- [Work required]:
Extract the listing below in full, unchanged.

## Start Records for processing

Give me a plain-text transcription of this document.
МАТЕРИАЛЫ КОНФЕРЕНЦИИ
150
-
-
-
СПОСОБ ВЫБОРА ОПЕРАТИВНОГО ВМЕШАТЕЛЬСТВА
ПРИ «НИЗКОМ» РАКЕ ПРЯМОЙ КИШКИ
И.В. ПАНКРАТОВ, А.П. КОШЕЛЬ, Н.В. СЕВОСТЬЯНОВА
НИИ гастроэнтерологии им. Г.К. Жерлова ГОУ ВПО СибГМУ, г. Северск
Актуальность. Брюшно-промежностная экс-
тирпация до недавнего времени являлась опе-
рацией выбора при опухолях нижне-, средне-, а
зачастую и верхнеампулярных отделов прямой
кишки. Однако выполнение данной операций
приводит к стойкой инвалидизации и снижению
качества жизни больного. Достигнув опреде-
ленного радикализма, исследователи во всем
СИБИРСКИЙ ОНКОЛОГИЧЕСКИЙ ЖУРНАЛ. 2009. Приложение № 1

## End Records for processing

- [Reply]:
Give me a plain-text transcription of this document.
МАТЕРИАЛЫ КОНФЕРЕНЦИИ
150
-
-
-
СПОСОБ ВЫБОРА ОПЕРАТИВНОГО ВМЕШАТЕЛЬСТВА
ПРИ «НИЗКОМ» РАКЕ ПРЯМОЙ КИШКИ
И.В. ПАНКРАТОВ, А.П. КОШЕЛЬ, Н.В. СЕВОСТЬЯНОВА
НИИ гастроэнтерологии им. Г.К. Жерлова ГОУ ВПО СибГМУ, г. Северск
Актуальность. Брюшно-промежностная экс-
тирпация до недавнего времени являлась опе-
рацией выбора при опухолях нижне-, средне-, а
зачастую и верхнеампулярных отделов прямой
кишки. Однако выполнение данной операций
приводит к стойкой инвалидизации и снижению
качества жизни больного. Достигнув опреде-
ленного радикализма, исследователи во всем
СИБИРСКИЙ ОНКОЛОГИЧЕСКИЙ ЖУРНАЛ. 2009. Приложение № 1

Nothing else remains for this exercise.